### Given problem:
Copy out every record below exactly as written, but leave out any pictures.

-.-.-

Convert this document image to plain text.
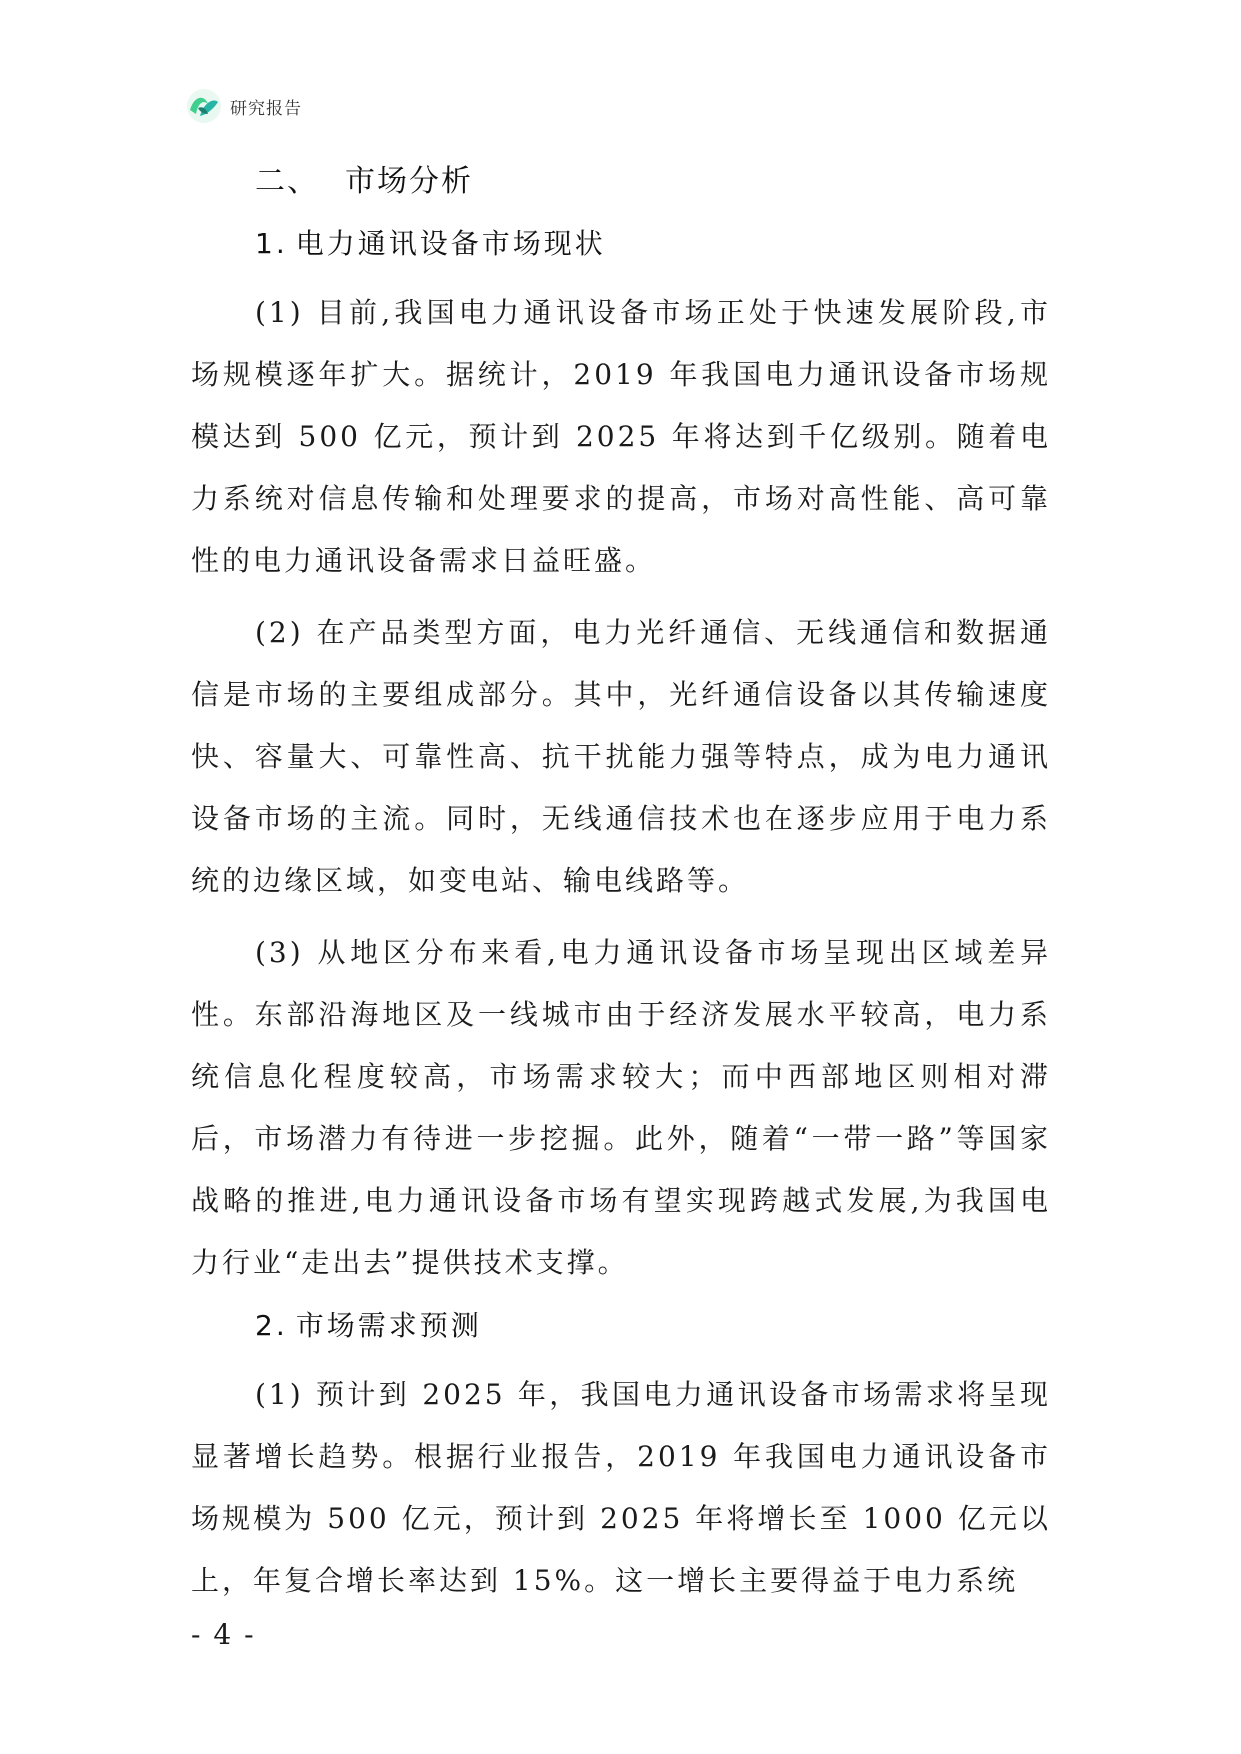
研究报告
二、 市场分析
1. 电力通讯设备市场现状

(1) 目前,我国电力通讯设备市场正处于快速发展阶段,市场规模逐年扩大。据统计，2019 年我国电力通讯设备市场规模达到 500 亿元，预计到 2025 年将达到千亿级别。随着电力系统对信息传输和处理要求的提高，市场对高性能、高可靠性的电力通讯设备需求日益旺盛。

(2) 在产品类型方面，电力光纤通信、无线通信和数据通信是市场的主要组成部分。其中，光纤通信设备以其传输速度快、容量大、可靠性高、抗干扰能力强等特点，成为电力通讯设备市场的主流。同时，无线通信技术也在逐步应用于电力系统的边缘区域，如变电站、输电线路等。

(3) 从地区分布来看,电力通讯设备市场呈现出区域差异性。东部沿海地区及一线城市由于经济发展水平较高，电力系统信息化程度较高，市场需求较大；而中西部地区则相对滞后，市场潜力有待进一步挖掘。此外，随着“一带一路”等国家战略的推进,电力通讯设备市场有望实现跨越式发展,为我国电力行业“走出去”提供技术支撑。

2. 市场需求预测

(1) 预计到 2025 年，我国电力通讯设备市场需求将呈现显著增长趋势。根据行业报告，2019 年我国电力通讯设备市场规模为 500 亿元，预计到 2025 年将增长至 1000 亿元以上，年复合增长率达到 15%。这一增长主要得益于电力系统

- 4 -
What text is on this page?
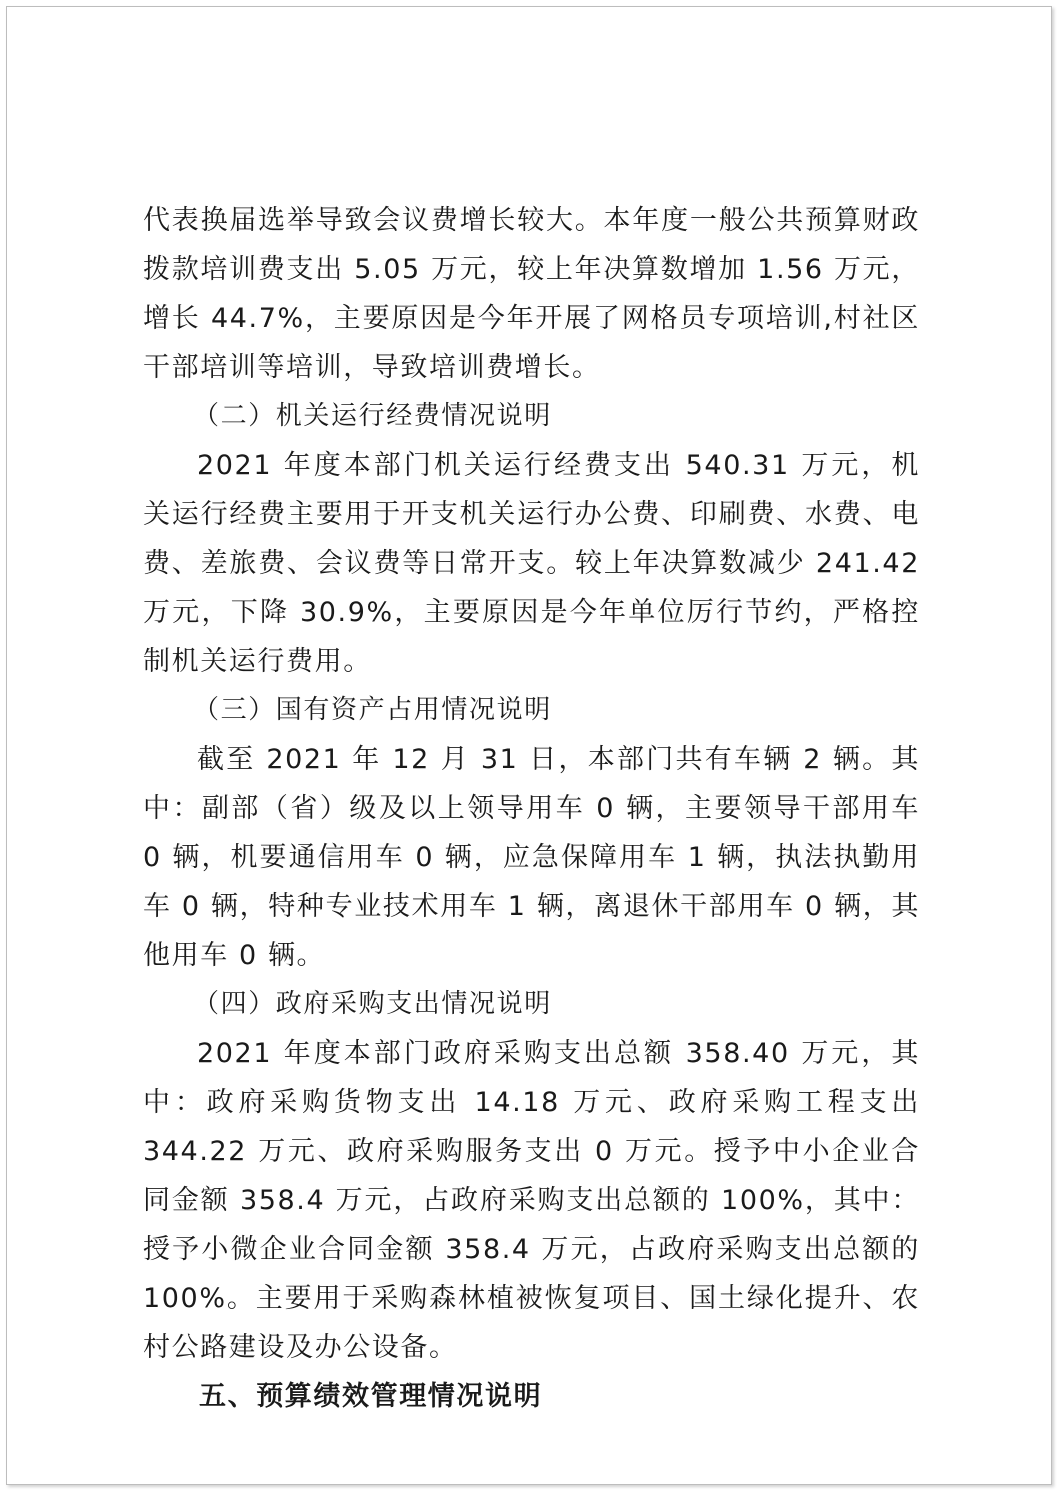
代表换届选举导致会议费增长较大。本年度一般公共预算财政拨款培训费支出 5.05 万元，较上年决算数增加 1.56 万元，增长 44.7%，主要原因是今年开展了网格员专项培训,村社区干部培训等培训，导致培训费增长。

（二）机关运行经费情况说明

2021 年度本部门机关运行经费支出 540.31 万元，机关运行经费主要用于开支机关运行办公费、印刷费、水费、电费、差旅费、会议费等日常开支。较上年决算数减少 241.42 万元，下降 30.9%，主要原因是今年单位厉行节约，严格控制机关运行费用。

（三）国有资产占用情况说明

截至 2021 年 12 月 31 日，本部门共有车辆 2 辆。其中：副部（省）级及以上领导用车 0 辆，主要领导干部用车 0 辆，机要通信用车 0 辆，应急保障用车 1 辆，执法执勤用车 0 辆，特种专业技术用车 1 辆，离退休干部用车 0 辆，其他用车 0 辆。

（四）政府采购支出情况说明

2021 年度本部门政府采购支出总额 358.40 万元，其中：政府采购货物支出 14.18 万元、政府采购工程支出 344.22 万元、政府采购服务支出 0 万元。授予中小企业合同金额 358.4 万元，占政府采购支出总额的 100%，其中：授予小微企业合同金额 358.4 万元，占政府采购支出总额的 100%。主要用于采购森林植被恢复项目、国土绿化提升、农村公路建设及办公设备。

五、预算绩效管理情况说明
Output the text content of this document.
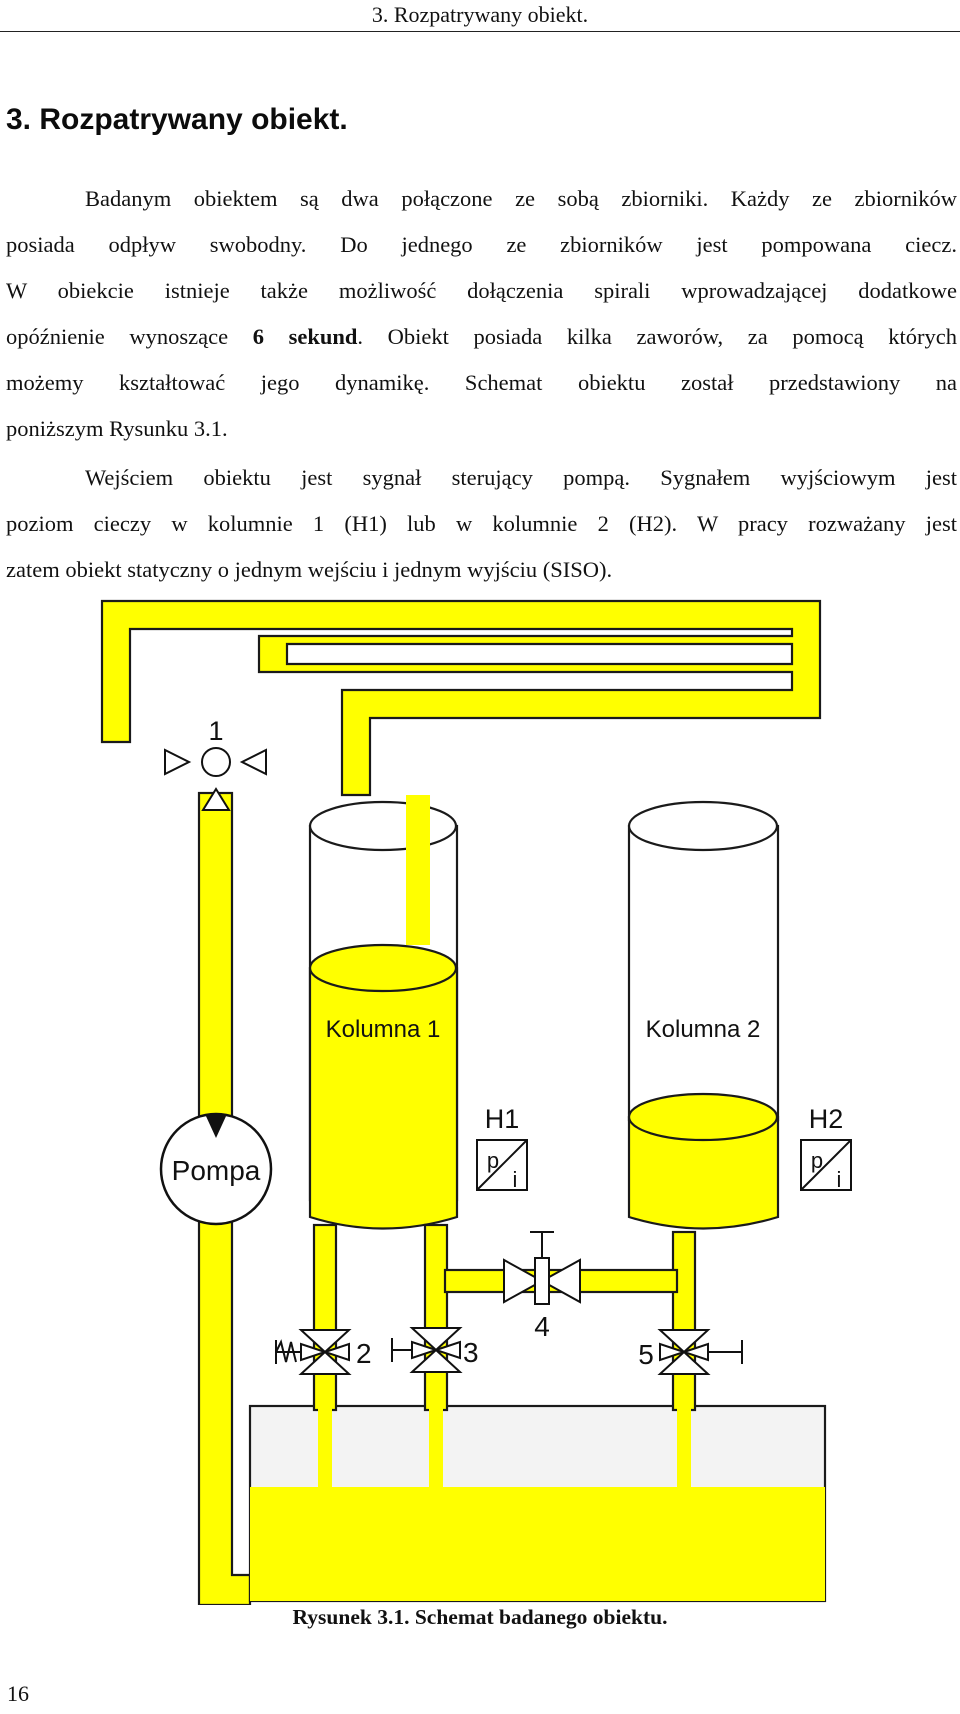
3. Rozpatrywany obiekt.
3. Rozpatrywany obiekt.
Badanym obiektem są dwa połączone ze sobą zbiorniki. Każdy ze zbiorników
posiada odpływ swobodny. Do jednego ze zbiorników jest pompowana ciecz.
W obiekcie istnieje także możliwość dołączenia spirali wprowadzającej dodatkowe
opóźnienie wynoszące 6 sekund. Obiekt posiada kilka zaworów, za pomocą których
możemy kształtować jego dynamikę. Schemat obiektu został przedstawiony na
poniższym Rysunku 3.1.
Wejściem obiektu jest sygnał sterujący pompą. Sygnałem wyjściowym jest
poziom cieczy w kolumnie 1 (H1) lub w kolumnie 2 (H2). W pracy rozważany jest
zatem obiekt statyczny o jednym wejściu i jednym wyjściu (SISO).
Pompa
1
2	3
4
5
Kolumna 1	Kolumna 2
H1
p
i
H2
p
i
Rysunek 3.1. Schemat badanego obiektu.
16
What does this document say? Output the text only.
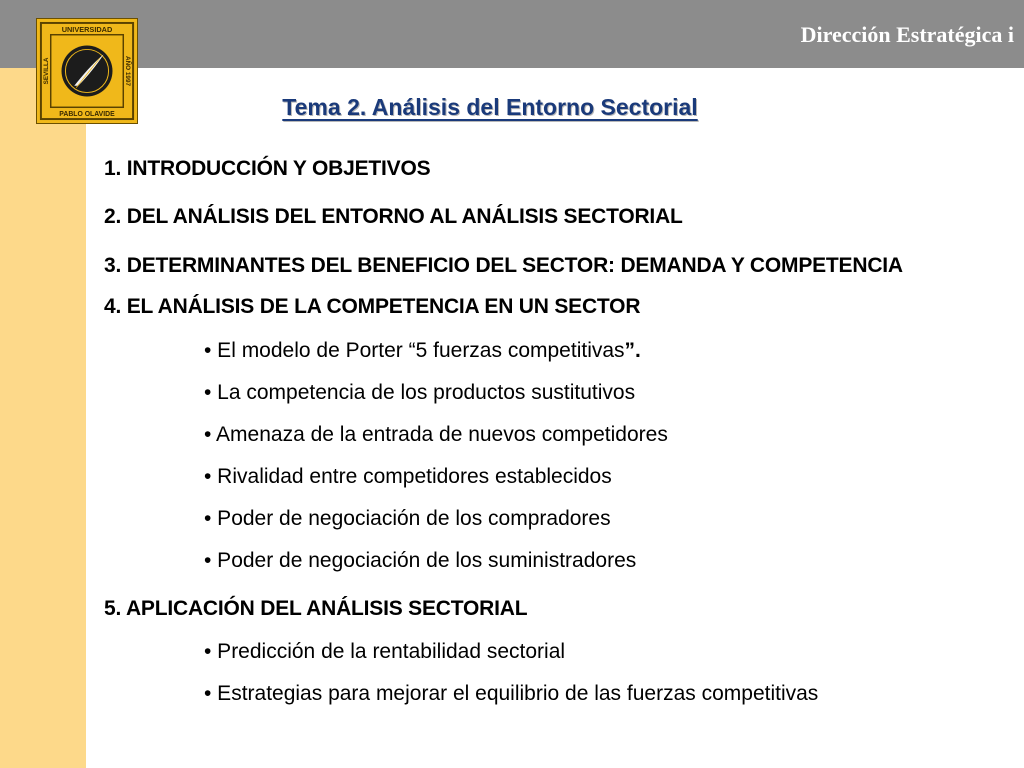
Dirección Estratégica i
UNIVERSIDAD
PABLO OLAVIDE
SEVILLA	AÑO 1997
Tema 2. Análisis del Entorno Sectorial
1. INTRODUCCIÓN Y OBJETIVOS
2. DEL ANÁLISIS DEL ENTORNO AL ANÁLISIS SECTORIAL
3. DETERMINANTES DEL BENEFICIO DEL SECTOR: DEMANDA Y COMPETENCIA
4. EL ANÁLISIS DE LA COMPETENCIA EN UN SECTOR
• El modelo de Porter “5 fuerzas competitivas”.
• La competencia de los productos sustitutivos
• Amenaza de la entrada de nuevos competidores
• Rivalidad entre competidores establecidos
• Poder de negociación de los compradores
• Poder de negociación de los suministradores
5. APLICACIÓN DEL ANÁLISIS SECTORIAL
• Predicción de la rentabilidad sectorial
• Estrategias para mejorar el equilibrio de las fuerzas competitivas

-.-.-

### Written solution:
Convert this document image to plain text.
研究报告
二、 市场分析
1. 电力通讯设备市场现状

(1) 目前,我国电力通讯设备市场正处于快速发展阶段,市场规模逐年扩大。据统计，2019 年我国电力通讯设备市场规模达到 500 亿元，预计到 2025 年将达到千亿级别。随着电力系统对信息传输和处理要求的提高，市场对高性能、高可靠性的电力通讯设备需求日益旺盛。

(2) 在产品类型方面，电力光纤通信、无线通信和数据通信是市场的主要组成部分。其中，光纤通信设备以其传输速度快、容量大、可靠性高、抗干扰能力强等特点，成为电力通讯设备市场的主流。同时，无线通信技术也在逐步应用于电力系统的边缘区域，如变电站、输电线路等。

(3) 从地区分布来看,电力通讯设备市场呈现出区域差异性。东部沿海地区及一线城市由于经济发展水平较高，电力系统信息化程度较高，市场需求较大；而中西部地区则相对滞后，市场潜力有待进一步挖掘。此外，随着“一带一路”等国家战略的推进,电力通讯设备市场有望实现跨越式发展,为我国电力行业“走出去”提供技术支撑。

2. 市场需求预测

(1) 预计到 2025 年，我国电力通讯设备市场需求将呈现显著增长趋势。根据行业报告，2019 年我国电力通讯设备市场规模为 500 亿元，预计到 2025 年将增长至 1000 亿元以上，年复合增长率达到 15%。这一增长主要得益于电力系统

- 4 -
What text is on this page?
代表换届选举导致会议费增长较大。本年度一般公共预算财政拨款培训费支出 5.05 万元，较上年决算数增加 1.56 万元，增长 44.7%，主要原因是今年开展了网格员专项培训,村社区干部培训等培训，导致培训费增长。

（二）机关运行经费情况说明

2021 年度本部门机关运行经费支出 540.31 万元，机关运行经费主要用于开支机关运行办公费、印刷费、水费、电费、差旅费、会议费等日常开支。较上年决算数减少 241.42 万元，下降 30.9%，主要原因是今年单位厉行节约，严格控制机关运行费用。

（三）国有资产占用情况说明

截至 2021 年 12 月 31 日，本部门共有车辆 2 辆。其中：副部（省）级及以上领导用车 0 辆，主要领导干部用车 0 辆，机要通信用车 0 辆，应急保障用车 1 辆，执法执勤用车 0 辆，特种专业技术用车 1 辆，离退休干部用车 0 辆，其他用车 0 辆。

（四）政府采购支出情况说明

2021 年度本部门政府采购支出总额 358.40 万元，其中：政府采购货物支出 14.18 万元、政府采购工程支出 344.22 万元、政府采购服务支出 0 万元。授予中小企业合同金额 358.4 万元，占政府采购支出总额的 100%，其中：授予小微企业合同金额 358.4 万元，占政府采购支出总额的 100%。主要用于采购森林植被恢复项目、国土绿化提升、农村公路建设及办公设备。

五、预算绩效管理情况说明
Output the text content of this document.
3. Rozpatrywany obiekt.
3. Rozpatrywany obiekt.
Badanym obiektem są dwa połączone ze sobą zbiorniki. Każdy ze zbiorników
posiada odpływ swobodny. Do jednego ze zbiorników jest pompowana ciecz.
W obiekcie istnieje także możliwość dołączenia spirali wprowadzającej dodatkowe
opóźnienie wynoszące 6 sekund. Obiekt posiada kilka zaworów, za pomocą których
możemy kształtować jego dynamikę. Schemat obiektu został przedstawiony na
poniższym Rysunku 3.1.
Wejściem obiektu jest sygnał sterujący pompą. Sygnałem wyjściowym jest
poziom cieczy w kolumnie 1 (H1) lub w kolumnie 2 (H2). W pracy rozważany jest
zatem obiekt statyczny o jednym wejściu i jednym wyjściu (SISO).
Pompa
1
2	3
4
5
Kolumna 1	Kolumna 2
H1
p
i
H2
p
i
Rysunek 3.1. Schemat badanego obiektu.
16
What does this document say? Output the text only.
Dirección Estratégica i
UNIVERSIDAD
PABLO OLAVIDE
SEVILLA	AÑO 1997
Tema 2. Análisis del Entorno Sectorial
1. INTRODUCCIÓN Y OBJETIVOS
2. DEL ANÁLISIS DEL ENTORNO AL ANÁLISIS SECTORIAL
3. DETERMINANTES DEL BENEFICIO DEL SECTOR: DEMANDA Y COMPETENCIA
4. EL ANÁLISIS DE LA COMPETENCIA EN UN SECTOR
• El modelo de Porter “5 fuerzas competitivas”.
• La competencia de los productos sustitutivos
• Amenaza de la entrada de nuevos competidores
• Rivalidad entre competidores establecidos
• Poder de negociación de los compradores
• Poder de negociación de los suministradores
5. APLICACIÓN DEL ANÁLISIS SECTORIAL
• Predicción de la rentabilidad sectorial
• Estrategias para mejorar el equilibrio de las fuerzas competitivas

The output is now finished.